AIM OF THE TASK: Search the data for the word "Visuals" and copy every line where it occurs.

DATASET RECORDS:
────────────────────

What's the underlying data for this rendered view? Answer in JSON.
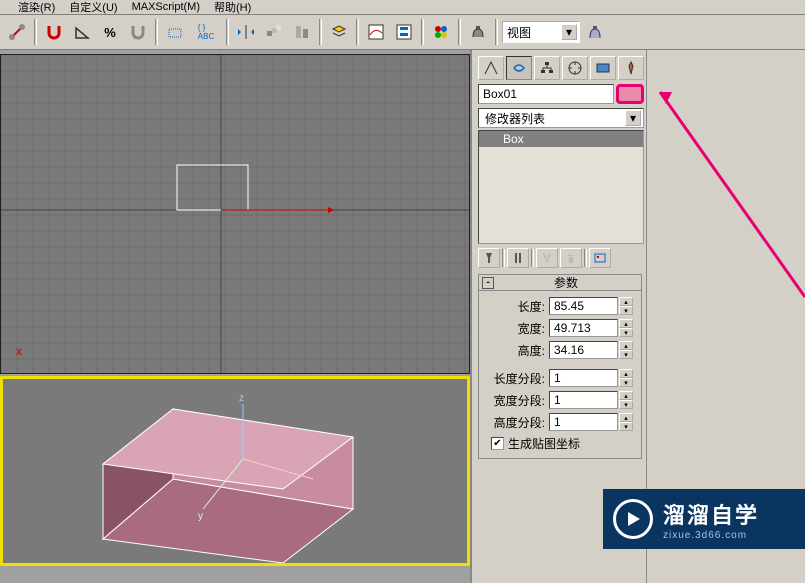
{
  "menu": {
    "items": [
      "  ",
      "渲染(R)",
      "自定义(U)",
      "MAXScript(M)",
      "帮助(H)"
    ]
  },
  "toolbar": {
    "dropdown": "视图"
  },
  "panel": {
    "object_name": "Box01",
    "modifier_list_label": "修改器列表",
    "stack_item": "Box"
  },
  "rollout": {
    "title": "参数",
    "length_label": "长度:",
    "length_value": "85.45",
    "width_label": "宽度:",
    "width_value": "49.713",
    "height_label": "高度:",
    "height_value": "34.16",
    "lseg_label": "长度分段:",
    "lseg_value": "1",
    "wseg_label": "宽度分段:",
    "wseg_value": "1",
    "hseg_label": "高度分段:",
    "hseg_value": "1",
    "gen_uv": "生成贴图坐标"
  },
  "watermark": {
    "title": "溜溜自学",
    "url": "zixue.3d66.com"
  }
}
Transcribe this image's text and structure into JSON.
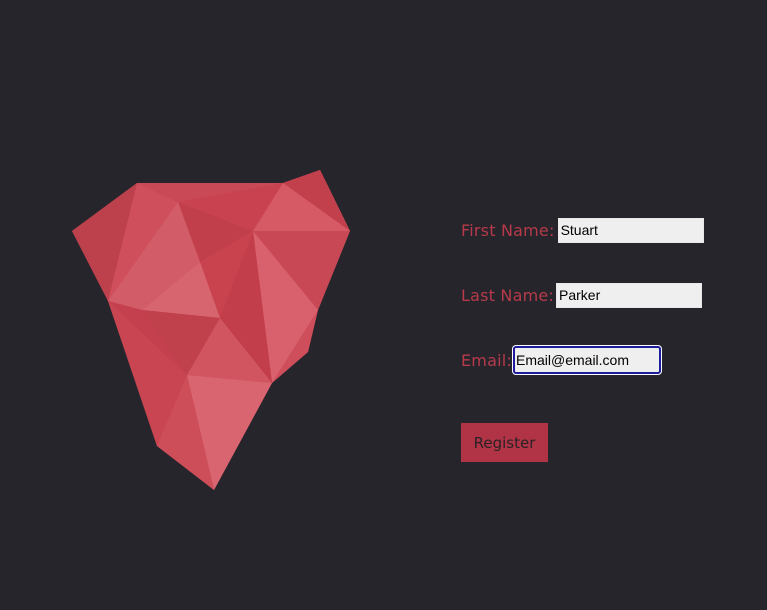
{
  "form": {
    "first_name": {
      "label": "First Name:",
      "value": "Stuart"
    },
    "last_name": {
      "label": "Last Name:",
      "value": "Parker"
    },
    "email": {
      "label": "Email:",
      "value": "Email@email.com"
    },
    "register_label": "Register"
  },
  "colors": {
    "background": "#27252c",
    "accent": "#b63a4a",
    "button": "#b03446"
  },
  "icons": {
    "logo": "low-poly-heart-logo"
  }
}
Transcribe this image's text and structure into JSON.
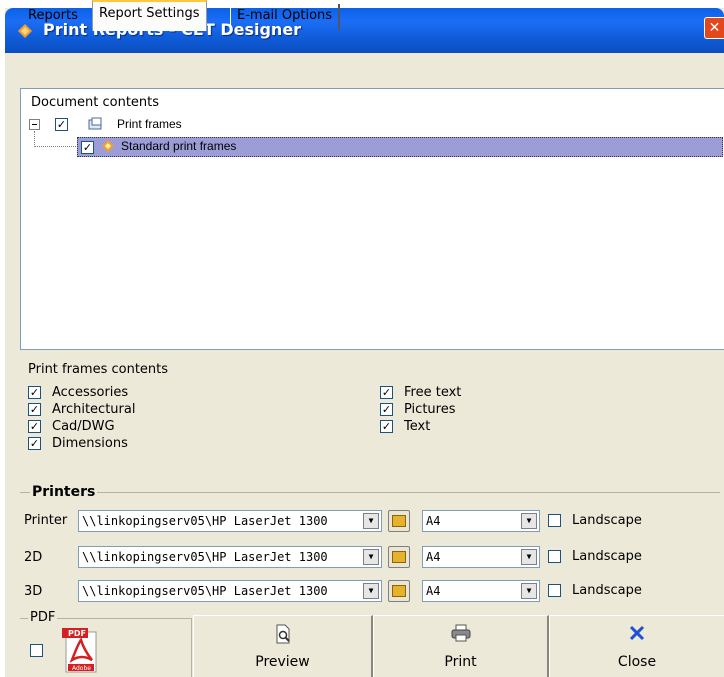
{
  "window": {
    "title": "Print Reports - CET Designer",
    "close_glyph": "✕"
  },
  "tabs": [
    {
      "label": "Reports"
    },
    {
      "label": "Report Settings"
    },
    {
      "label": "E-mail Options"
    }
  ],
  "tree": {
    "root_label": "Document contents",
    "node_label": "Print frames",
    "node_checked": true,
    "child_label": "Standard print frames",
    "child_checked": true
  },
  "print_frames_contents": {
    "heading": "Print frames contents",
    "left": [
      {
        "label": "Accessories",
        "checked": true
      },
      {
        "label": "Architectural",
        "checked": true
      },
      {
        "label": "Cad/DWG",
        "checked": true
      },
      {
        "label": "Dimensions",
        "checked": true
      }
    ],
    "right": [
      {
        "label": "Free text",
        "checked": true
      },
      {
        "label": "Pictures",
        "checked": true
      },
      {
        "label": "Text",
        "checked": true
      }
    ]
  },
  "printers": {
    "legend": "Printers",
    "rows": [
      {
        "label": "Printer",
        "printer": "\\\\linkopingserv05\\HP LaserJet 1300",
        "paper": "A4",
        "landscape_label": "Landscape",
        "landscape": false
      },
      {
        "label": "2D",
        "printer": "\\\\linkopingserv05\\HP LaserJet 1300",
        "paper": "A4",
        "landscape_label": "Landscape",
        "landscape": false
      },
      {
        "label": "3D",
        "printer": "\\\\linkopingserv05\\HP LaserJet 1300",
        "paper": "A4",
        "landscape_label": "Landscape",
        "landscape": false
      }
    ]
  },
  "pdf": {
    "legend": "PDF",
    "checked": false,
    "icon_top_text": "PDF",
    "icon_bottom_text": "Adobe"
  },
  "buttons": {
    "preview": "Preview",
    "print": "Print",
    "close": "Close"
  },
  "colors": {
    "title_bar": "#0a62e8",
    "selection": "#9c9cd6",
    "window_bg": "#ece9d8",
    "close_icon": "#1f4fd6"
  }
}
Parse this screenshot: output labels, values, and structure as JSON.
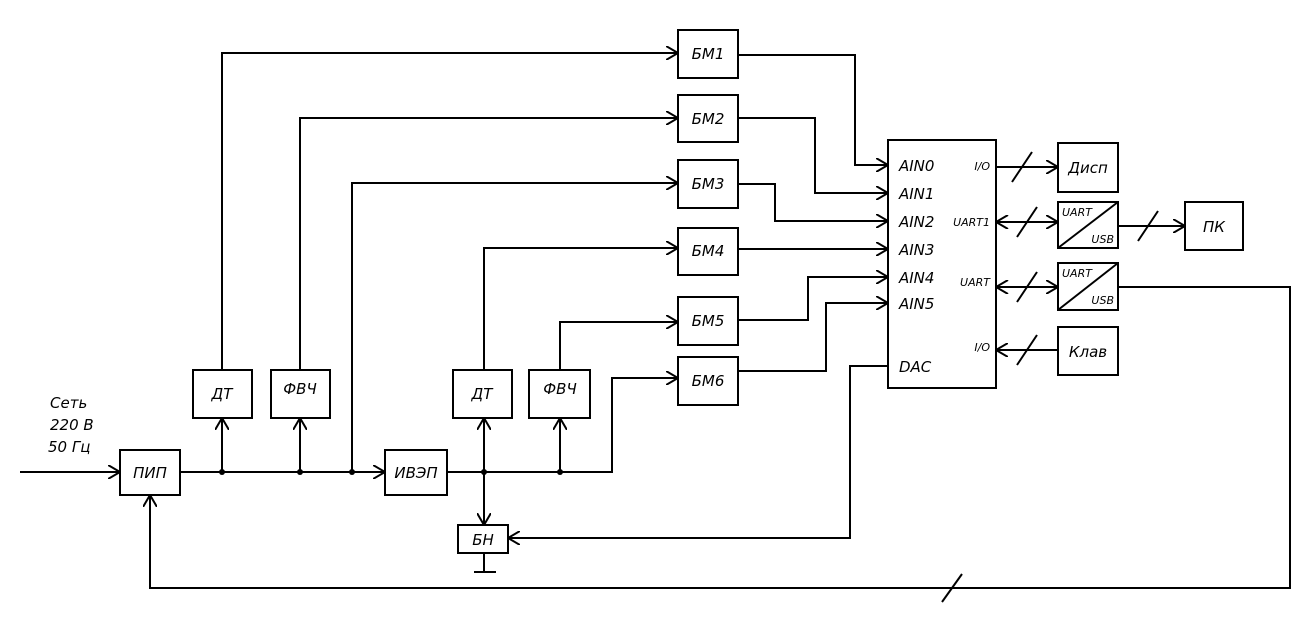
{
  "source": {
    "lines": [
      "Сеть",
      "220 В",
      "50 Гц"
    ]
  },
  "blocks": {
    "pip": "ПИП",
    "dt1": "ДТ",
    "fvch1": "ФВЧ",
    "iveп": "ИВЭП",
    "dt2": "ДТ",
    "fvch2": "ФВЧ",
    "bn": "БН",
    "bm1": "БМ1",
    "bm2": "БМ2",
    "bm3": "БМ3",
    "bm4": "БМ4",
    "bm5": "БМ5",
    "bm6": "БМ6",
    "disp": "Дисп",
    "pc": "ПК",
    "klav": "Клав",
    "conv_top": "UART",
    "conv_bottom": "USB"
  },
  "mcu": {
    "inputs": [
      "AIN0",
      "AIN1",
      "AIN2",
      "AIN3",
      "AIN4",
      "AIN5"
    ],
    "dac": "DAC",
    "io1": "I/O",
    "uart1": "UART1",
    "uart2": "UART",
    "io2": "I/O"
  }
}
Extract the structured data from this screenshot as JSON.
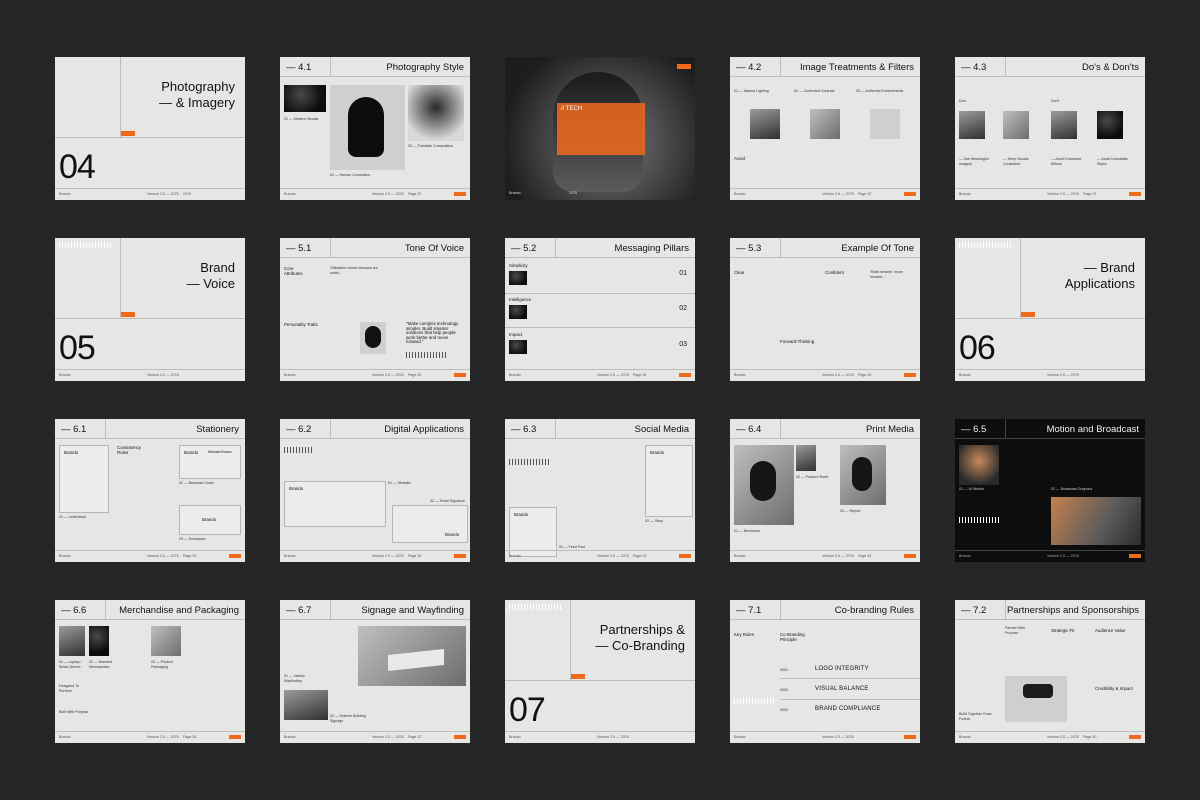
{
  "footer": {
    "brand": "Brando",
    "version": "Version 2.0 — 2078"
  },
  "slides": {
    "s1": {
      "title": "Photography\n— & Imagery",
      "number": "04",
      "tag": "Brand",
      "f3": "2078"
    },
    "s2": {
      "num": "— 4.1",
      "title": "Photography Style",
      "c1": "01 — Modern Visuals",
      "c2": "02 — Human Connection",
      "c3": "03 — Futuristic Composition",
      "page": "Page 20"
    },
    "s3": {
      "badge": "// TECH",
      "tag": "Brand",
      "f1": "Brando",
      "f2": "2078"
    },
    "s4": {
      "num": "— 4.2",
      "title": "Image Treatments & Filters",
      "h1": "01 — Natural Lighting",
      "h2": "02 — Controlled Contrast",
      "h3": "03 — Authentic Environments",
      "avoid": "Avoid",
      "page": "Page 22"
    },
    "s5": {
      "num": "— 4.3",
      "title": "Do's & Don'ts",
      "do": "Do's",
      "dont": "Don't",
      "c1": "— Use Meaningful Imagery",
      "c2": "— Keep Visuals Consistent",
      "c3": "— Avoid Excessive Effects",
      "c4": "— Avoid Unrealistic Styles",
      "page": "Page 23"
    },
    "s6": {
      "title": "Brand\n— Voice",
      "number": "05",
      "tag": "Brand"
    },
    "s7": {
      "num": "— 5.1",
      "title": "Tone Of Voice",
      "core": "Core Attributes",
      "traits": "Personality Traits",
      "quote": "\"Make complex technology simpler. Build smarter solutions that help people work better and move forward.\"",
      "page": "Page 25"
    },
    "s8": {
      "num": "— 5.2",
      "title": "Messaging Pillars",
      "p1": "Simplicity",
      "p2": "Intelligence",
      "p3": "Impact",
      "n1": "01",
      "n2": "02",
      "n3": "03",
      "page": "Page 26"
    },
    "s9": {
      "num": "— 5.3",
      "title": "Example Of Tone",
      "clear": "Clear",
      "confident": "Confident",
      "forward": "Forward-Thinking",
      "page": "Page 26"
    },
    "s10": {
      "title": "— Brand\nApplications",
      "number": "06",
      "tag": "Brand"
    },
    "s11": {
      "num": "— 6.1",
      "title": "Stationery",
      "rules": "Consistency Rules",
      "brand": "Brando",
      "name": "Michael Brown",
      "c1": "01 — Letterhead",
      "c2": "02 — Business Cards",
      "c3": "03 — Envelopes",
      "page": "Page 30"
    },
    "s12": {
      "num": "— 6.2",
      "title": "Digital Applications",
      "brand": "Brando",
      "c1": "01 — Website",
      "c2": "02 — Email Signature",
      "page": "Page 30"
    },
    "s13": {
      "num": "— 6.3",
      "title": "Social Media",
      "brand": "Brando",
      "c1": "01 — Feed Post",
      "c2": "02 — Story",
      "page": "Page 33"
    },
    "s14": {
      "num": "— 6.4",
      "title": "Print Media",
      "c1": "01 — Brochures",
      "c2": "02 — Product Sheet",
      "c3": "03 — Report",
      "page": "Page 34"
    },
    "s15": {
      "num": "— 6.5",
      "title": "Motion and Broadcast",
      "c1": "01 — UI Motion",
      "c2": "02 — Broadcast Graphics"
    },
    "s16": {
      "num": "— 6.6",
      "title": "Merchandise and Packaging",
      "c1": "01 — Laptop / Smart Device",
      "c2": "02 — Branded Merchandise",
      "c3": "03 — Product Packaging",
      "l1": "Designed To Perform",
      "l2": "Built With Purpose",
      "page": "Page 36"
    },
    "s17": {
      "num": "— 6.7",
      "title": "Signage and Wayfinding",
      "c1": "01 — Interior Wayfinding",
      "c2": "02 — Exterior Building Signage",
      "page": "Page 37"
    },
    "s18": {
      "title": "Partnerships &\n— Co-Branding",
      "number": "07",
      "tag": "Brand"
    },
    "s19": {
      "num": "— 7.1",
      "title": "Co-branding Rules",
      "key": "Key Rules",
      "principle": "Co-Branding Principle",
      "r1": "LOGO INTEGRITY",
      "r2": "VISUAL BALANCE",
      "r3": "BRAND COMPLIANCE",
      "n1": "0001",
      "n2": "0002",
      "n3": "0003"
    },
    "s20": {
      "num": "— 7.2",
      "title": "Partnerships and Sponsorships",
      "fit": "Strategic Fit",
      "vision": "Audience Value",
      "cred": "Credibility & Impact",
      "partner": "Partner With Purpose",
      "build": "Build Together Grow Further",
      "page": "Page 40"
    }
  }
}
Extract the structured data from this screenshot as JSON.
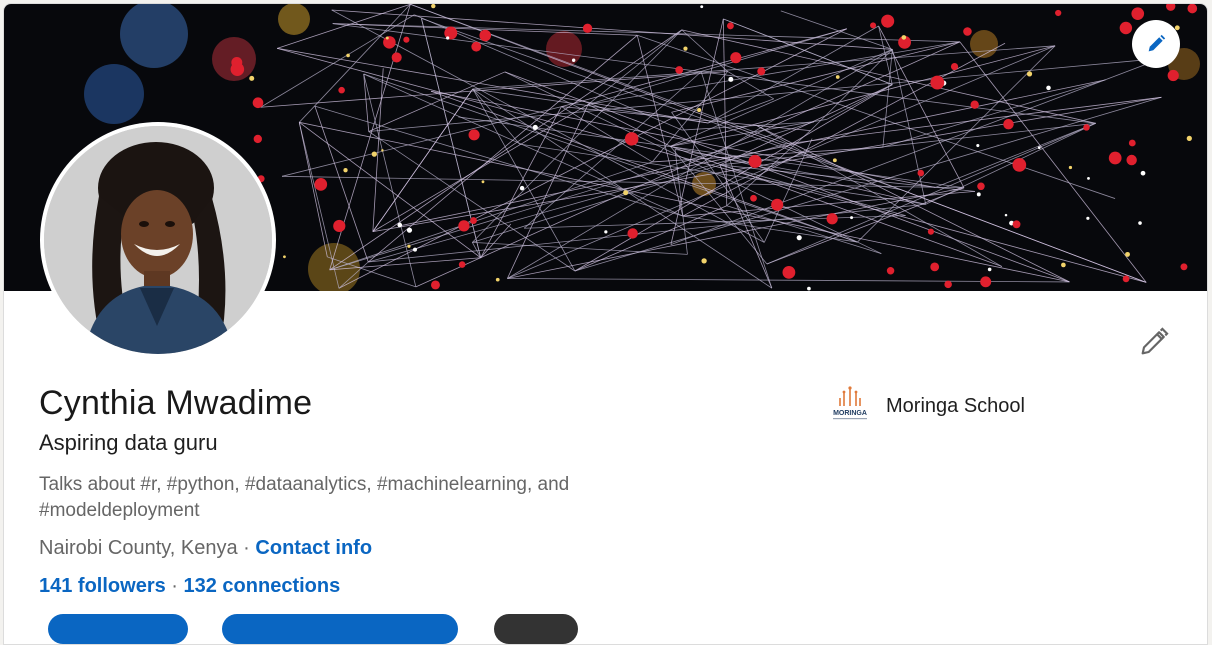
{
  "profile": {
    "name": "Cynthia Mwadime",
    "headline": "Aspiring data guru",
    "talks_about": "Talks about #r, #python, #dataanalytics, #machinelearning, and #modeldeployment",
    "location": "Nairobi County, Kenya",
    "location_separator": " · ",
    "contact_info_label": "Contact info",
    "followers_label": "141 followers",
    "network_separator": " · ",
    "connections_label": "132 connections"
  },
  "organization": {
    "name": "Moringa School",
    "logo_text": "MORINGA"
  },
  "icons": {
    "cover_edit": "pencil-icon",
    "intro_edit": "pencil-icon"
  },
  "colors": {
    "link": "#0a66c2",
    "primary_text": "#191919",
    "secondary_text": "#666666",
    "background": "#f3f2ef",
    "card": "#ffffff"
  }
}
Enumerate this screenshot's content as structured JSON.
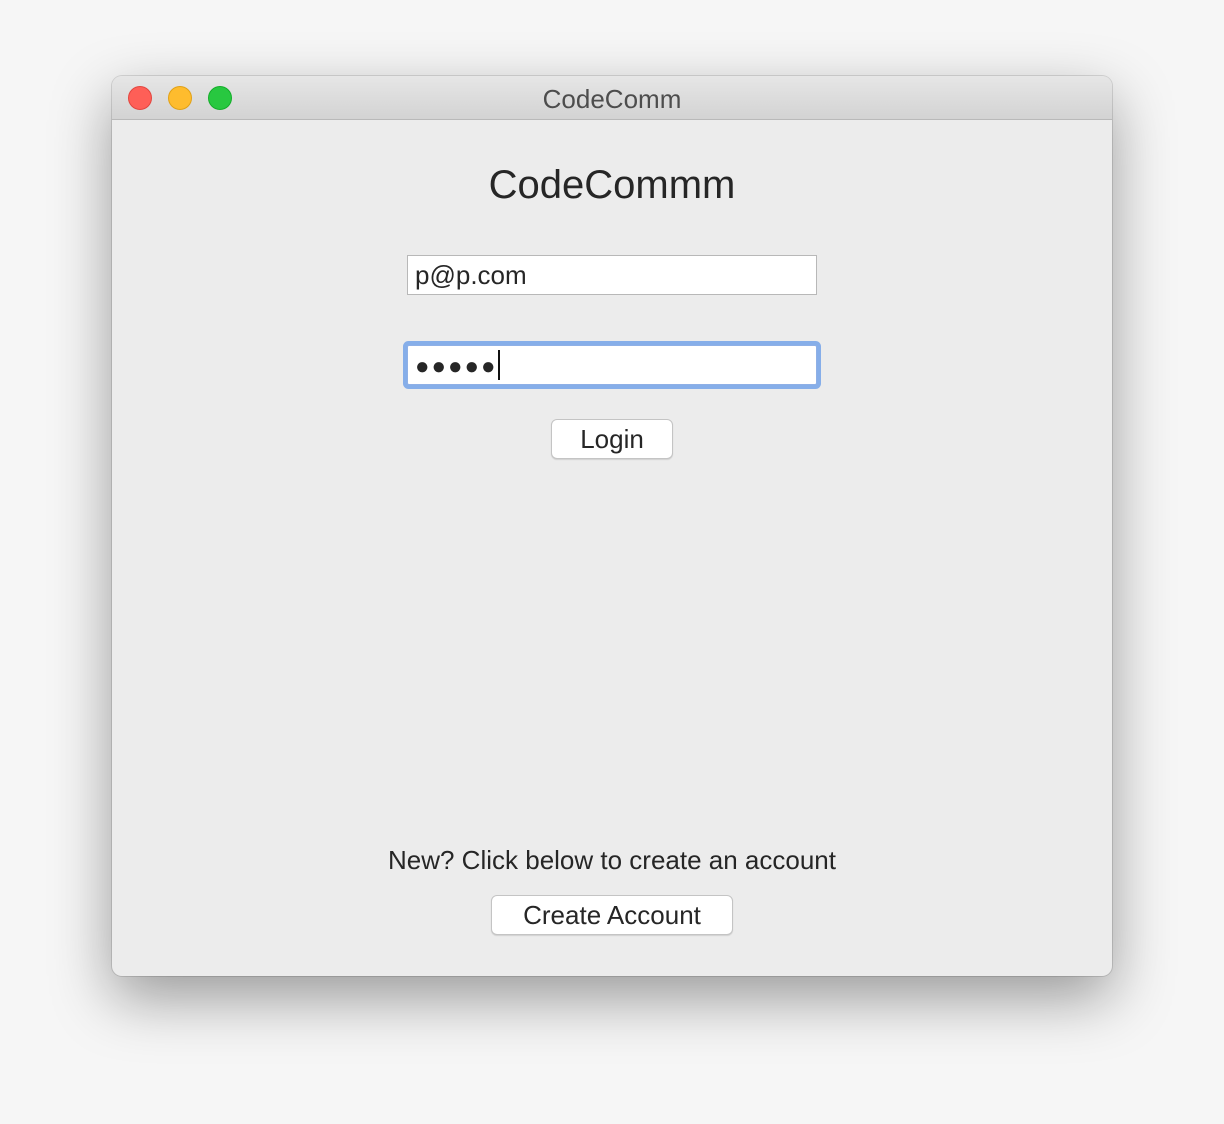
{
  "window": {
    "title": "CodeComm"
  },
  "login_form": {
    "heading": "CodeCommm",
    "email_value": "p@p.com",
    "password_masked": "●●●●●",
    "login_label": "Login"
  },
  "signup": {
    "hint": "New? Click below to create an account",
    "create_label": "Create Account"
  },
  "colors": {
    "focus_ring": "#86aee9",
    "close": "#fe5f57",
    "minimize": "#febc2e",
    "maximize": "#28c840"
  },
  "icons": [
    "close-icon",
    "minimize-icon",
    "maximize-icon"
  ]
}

────────────────────

RESULT OF THE TASK:
      "c1": "01 — Modern Visuals",
      "c2": "— Keep Visuals Consistent",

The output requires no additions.